Supplied material -
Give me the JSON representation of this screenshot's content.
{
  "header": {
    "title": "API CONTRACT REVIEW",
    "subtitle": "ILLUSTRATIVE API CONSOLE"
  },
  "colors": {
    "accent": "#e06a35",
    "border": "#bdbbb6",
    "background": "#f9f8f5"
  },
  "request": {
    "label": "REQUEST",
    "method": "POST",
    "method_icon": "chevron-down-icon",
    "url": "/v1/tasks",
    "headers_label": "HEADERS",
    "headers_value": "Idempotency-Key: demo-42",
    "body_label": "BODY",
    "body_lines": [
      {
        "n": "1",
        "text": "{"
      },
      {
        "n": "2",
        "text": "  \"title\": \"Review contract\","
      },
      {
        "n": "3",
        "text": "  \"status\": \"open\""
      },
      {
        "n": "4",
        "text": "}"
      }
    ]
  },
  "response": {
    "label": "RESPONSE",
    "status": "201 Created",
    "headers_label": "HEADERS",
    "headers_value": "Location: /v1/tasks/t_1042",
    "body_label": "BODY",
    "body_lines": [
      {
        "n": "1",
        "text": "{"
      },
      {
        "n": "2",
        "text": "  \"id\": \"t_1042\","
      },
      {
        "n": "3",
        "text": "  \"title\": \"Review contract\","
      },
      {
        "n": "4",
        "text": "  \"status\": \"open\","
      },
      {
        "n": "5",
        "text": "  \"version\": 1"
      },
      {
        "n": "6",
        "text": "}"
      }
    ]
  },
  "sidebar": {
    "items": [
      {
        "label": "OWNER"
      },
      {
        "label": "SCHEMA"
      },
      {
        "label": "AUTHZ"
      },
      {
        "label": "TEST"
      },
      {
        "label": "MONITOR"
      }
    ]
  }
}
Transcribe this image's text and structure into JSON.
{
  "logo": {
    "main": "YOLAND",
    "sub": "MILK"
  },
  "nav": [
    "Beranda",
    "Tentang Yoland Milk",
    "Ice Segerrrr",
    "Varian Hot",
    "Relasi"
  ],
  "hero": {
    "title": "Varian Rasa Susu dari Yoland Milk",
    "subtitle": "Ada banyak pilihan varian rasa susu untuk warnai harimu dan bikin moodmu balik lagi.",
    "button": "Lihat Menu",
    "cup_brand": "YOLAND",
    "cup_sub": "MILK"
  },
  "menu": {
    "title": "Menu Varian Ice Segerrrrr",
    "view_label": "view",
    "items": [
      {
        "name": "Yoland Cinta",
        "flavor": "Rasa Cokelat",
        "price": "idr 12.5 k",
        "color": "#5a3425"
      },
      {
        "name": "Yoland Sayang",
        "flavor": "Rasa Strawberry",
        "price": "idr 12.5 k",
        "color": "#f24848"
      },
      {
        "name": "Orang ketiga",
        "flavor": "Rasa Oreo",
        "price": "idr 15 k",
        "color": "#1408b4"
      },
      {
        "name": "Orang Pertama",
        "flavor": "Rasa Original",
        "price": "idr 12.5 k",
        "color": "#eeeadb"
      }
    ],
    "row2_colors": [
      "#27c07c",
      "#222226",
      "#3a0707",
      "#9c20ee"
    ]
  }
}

What you should do - All of the material above needs to be retyped word for word.

Task solution -
Give me the JSON representation of this screenshot's content.
{
  "header": {
    "title": "API CONTRACT REVIEW",
    "subtitle": "ILLUSTRATIVE API CONSOLE"
  },
  "colors": {
    "accent": "#e06a35",
    "border": "#bdbbb6",
    "background": "#f9f8f5"
  },
  "request": {
    "label": "REQUEST",
    "method": "POST",
    "method_icon": "chevron-down-icon",
    "url": "/v1/tasks",
    "headers_label": "HEADERS",
    "headers_value": "Idempotency-Key: demo-42",
    "body_label": "BODY",
    "body_lines": [
      {
        "n": "1",
        "text": "{"
      },
      {
        "n": "2",
        "text": "  \"title\": \"Review contract\","
      },
      {
        "n": "3",
        "text": "  \"status\": \"open\""
      },
      {
        "n": "4",
        "text": "}"
      }
    ]
  },
  "response": {
    "label": "RESPONSE",
    "status": "201 Created",
    "headers_label": "HEADERS",
    "headers_value": "Location: /v1/tasks/t_1042",
    "body_label": "BODY",
    "body_lines": [
      {
        "n": "1",
        "text": "{"
      },
      {
        "n": "2",
        "text": "  \"id\": \"t_1042\","
      },
      {
        "n": "3",
        "text": "  \"title\": \"Review contract\","
      },
      {
        "n": "4",
        "text": "  \"status\": \"open\","
      },
      {
        "n": "5",
        "text": "  \"version\": 1"
      },
      {
        "n": "6",
        "text": "}"
      }
    ]
  },
  "sidebar": {
    "items": [
      {
        "label": "OWNER"
      },
      {
        "label": "SCHEMA"
      },
      {
        "label": "AUTHZ"
      },
      {
        "label": "TEST"
      },
      {
        "label": "MONITOR"
      }
    ]
  }
}
Transcribe this image's text and structure into JSON.
{
  "logo": {
    "main": "YOLAND",
    "sub": "MILK"
  },
  "nav": [
    "Beranda",
    "Tentang Yoland Milk",
    "Ice Segerrrr",
    "Varian Hot",
    "Relasi"
  ],
  "hero": {
    "title": "Varian Rasa Susu dari Yoland Milk",
    "subtitle": "Ada banyak pilihan varian rasa susu untuk warnai harimu dan bikin moodmu balik lagi.",
    "button": "Lihat Menu",
    "cup_brand": "YOLAND",
    "cup_sub": "MILK"
  },
  "menu": {
    "title": "Menu Varian Ice Segerrrrr",
    "view_label": "view",
    "items": [
      {
        "name": "Yoland Cinta",
        "flavor": "Rasa Cokelat",
        "price": "idr 12.5 k",
        "color": "#5a3425"
      },
      {
        "name": "Yoland Sayang",
        "flavor": "Rasa Strawberry",
        "price": "idr 12.5 k",
        "color": "#f24848"
      },
      {
        "name": "Orang ketiga",
        "flavor": "Rasa Oreo",
        "price": "idr 15 k",
        "color": "#1408b4"
      },
      {
        "name": "Orang Pertama",
        "flavor": "Rasa Original",
        "price": "idr 12.5 k",
        "color": "#eeeadb"
      }
    ],
    "row2_colors": [
      "#27c07c",
      "#222226",
      "#3a0707",
      "#9c20ee"
    ]
  }
}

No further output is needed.